**Aim of the task:** Locate every line in the records below that holds the word "button" and return each one.

**Data:**
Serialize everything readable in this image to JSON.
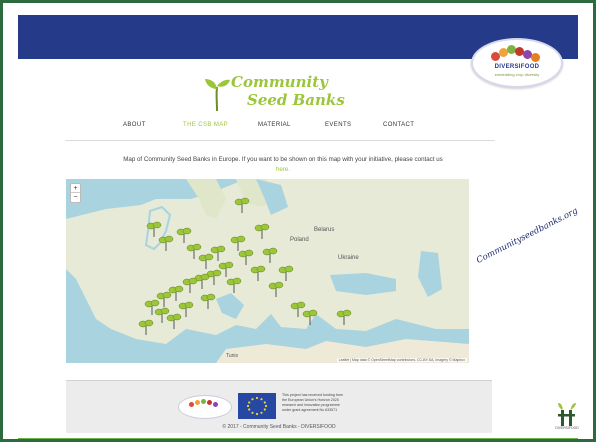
{
  "header": {
    "partner_logo_name": "DIVERSIFOOD",
    "partner_logo_tagline": "embedding crop diversity",
    "brand_colors": {
      "navy": "#263a8a",
      "green": "#9cc63a",
      "frame": "#2d6b3f"
    }
  },
  "site": {
    "logo_line1": "Community",
    "logo_line2": "Seed Banks"
  },
  "nav": {
    "items": [
      {
        "label": "ABOUT",
        "active": false
      },
      {
        "label": "THE CSB MAP",
        "active": true
      },
      {
        "label": "MATERIAL",
        "active": false
      },
      {
        "label": "EVENTS",
        "active": false
      },
      {
        "label": "CONTACT",
        "active": false
      }
    ]
  },
  "intro": {
    "text": "Map of Community Seed Banks in Europe. If you want to be shown on this map with your initiative, please contact us",
    "link": "here."
  },
  "map": {
    "zoom_in": "+",
    "zoom_out": "−",
    "labels": {
      "belarus": "Belarus",
      "poland": "Poland",
      "ukraine": "Ukraine",
      "tunis": "Tunis"
    },
    "attribution": "Leaflet | Map data © OpenStreetMap contributors, CC-BY-SA, Imagery © Mapbox",
    "marker_icon": "sprout-marker-icon"
  },
  "side_url": "Communityseedbanks.org",
  "footer": {
    "eu_text": "This project has received funding from the European Union's Horizon 2020 research and innovation programme under grant agreement No 633571",
    "copyright": "© 2017 - Community Seed Banks - DIVERSIFOOD"
  },
  "corner_logo": {
    "caption": "DIVERSIFOOD"
  }
}
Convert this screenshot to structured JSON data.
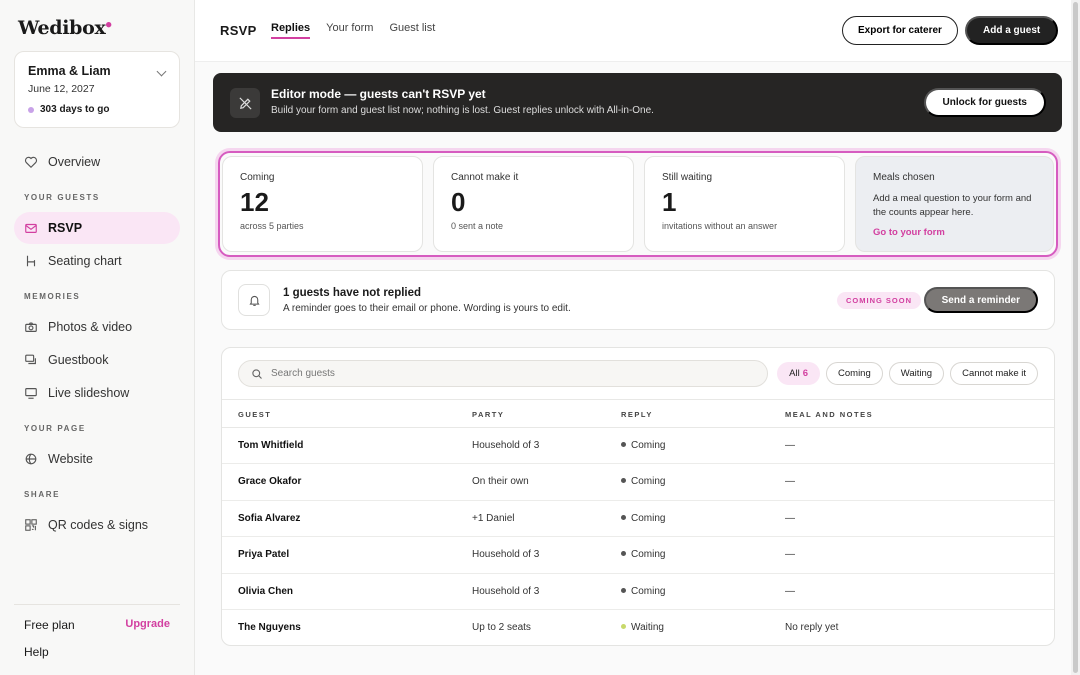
{
  "app": {
    "logo": "Wedibox"
  },
  "event": {
    "couple": "Emma & Liam",
    "date": "June 12, 2027",
    "countdown": "303 days to go"
  },
  "sidebar": {
    "overview": "Overview",
    "sections": {
      "guests": "YOUR GUESTS",
      "memories": "MEMORIES",
      "page": "YOUR PAGE",
      "share": "SHARE"
    },
    "guests_items": [
      "RSVP",
      "Seating chart"
    ],
    "memories_items": [
      "Photos & video",
      "Guestbook",
      "Live slideshow"
    ],
    "page_items": [
      "Website"
    ],
    "share_items": [
      "QR codes & signs"
    ],
    "plan": "Free plan",
    "upgrade": "Upgrade",
    "help": "Help"
  },
  "header": {
    "title": "RSVP",
    "tabs": [
      "Replies",
      "Your form",
      "Guest list"
    ],
    "export_btn": "Export for caterer",
    "add_btn": "Add a guest"
  },
  "banner": {
    "title": "Editor mode — guests can't RSVP yet",
    "subtitle": "Build your form and guest list now; nothing is lost. Guest replies unlock with All-in-One.",
    "button": "Unlock for guests"
  },
  "stats": {
    "coming": {
      "label": "Coming",
      "value": "12",
      "sub": "across 5 parties"
    },
    "cannot": {
      "label": "Cannot make it",
      "value": "0",
      "sub": "0 sent a note"
    },
    "waiting": {
      "label": "Still waiting",
      "value": "1",
      "sub": "invitations without an answer"
    },
    "meals": {
      "label": "Meals chosen",
      "text": "Add a meal question to your form and the counts appear here.",
      "link": "Go to your form"
    }
  },
  "reminder": {
    "title": "1 guests have not replied",
    "subtitle": "A reminder goes to their email or phone. Wording is yours to edit.",
    "badge": "COMING SOON",
    "button": "Send a reminder"
  },
  "guests": {
    "search_placeholder": "Search guests",
    "filters": {
      "all": "All",
      "all_count": "6",
      "coming": "Coming",
      "waiting": "Waiting",
      "cannot": "Cannot make it"
    },
    "columns": [
      "GUEST",
      "PARTY",
      "REPLY",
      "MEAL AND NOTES"
    ],
    "rows": [
      {
        "name": "Tom Whitfield",
        "party": "Household of 3",
        "reply": "Coming",
        "notes": "—"
      },
      {
        "name": "Grace Okafor",
        "party": "On their own",
        "reply": "Coming",
        "notes": "—"
      },
      {
        "name": "Sofia Alvarez",
        "party": "+1 Daniel",
        "reply": "Coming",
        "notes": "—"
      },
      {
        "name": "Priya Patel",
        "party": "Household of 3",
        "reply": "Coming",
        "notes": "—"
      },
      {
        "name": "Olivia Chen",
        "party": "Household of 3",
        "reply": "Coming",
        "notes": "—"
      },
      {
        "name": "The Nguyens",
        "party": "Up to 2 seats",
        "reply": "Waiting",
        "notes": "No reply yet"
      }
    ]
  },
  "colors": {
    "accent": "#d23fa0",
    "coming": "#555555",
    "waiting": "#c8d96a"
  }
}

**Correct result:**
    "button": "Unlock for guests"
    "button": "Send a reminder"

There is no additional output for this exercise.